Please write out the material that follows, exactly as it stands.

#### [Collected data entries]

-- BEGIN --

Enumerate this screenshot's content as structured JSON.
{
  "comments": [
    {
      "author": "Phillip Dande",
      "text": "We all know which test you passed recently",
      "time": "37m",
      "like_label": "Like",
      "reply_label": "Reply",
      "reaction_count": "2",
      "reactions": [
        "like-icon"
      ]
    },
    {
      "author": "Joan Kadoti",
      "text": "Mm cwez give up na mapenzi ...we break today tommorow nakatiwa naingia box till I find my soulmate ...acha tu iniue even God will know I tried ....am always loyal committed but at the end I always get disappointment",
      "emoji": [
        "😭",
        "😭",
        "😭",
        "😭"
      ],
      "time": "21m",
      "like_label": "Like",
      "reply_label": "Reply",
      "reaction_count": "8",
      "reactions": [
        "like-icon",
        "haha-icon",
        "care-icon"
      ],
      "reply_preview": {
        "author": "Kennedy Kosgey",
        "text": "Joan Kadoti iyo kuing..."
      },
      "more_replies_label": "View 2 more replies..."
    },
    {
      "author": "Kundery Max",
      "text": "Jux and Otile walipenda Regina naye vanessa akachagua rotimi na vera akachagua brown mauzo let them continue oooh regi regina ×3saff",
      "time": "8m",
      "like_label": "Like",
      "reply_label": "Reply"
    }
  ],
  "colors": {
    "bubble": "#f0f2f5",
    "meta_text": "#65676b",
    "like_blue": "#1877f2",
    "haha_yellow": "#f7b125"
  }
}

-- END --

#### [SOLUTION TO THE EXERCISE]
Enumerate this screenshot's content as structured JSON.
{
  "comments": [
    {
      "author": "Phillip Dande",
      "text": "We all know which test you passed recently",
      "time": "37m",
      "like_label": "Like",
      "reply_label": "Reply",
      "reaction_count": "2",
      "reactions": [
        "like-icon"
      ]
    },
    {
      "author": "Joan Kadoti",
      "text": "Mm cwez give up na mapenzi ...we break today tommorow nakatiwa naingia box till I find my soulmate ...acha tu iniue even God will know I tried ....am always loyal committed but at the end I always get disappointment",
      "emoji": [
        "😭",
        "😭",
        "😭",
        "😭"
      ],
      "time": "21m",
      "like_label": "Like",
      "reply_label": "Reply",
      "reaction_count": "8",
      "reactions": [
        "like-icon",
        "haha-icon",
        "care-icon"
      ],
      "reply_preview": {
        "author": "Kennedy Kosgey",
        "text": "Joan Kadoti iyo kuing..."
      },
      "more_replies_label": "View 2 more replies..."
    },
    {
      "author": "Kundery Max",
      "text": "Jux and Otile walipenda Regina naye vanessa akachagua rotimi na vera akachagua brown mauzo let them continue oooh regi regina ×3saff",
      "time": "8m",
      "like_label": "Like",
      "reply_label": "Reply"
    }
  ],
  "colors": {
    "bubble": "#f0f2f5",
    "meta_text": "#65676b",
    "like_blue": "#1877f2",
    "haha_yellow": "#f7b125"
  }
}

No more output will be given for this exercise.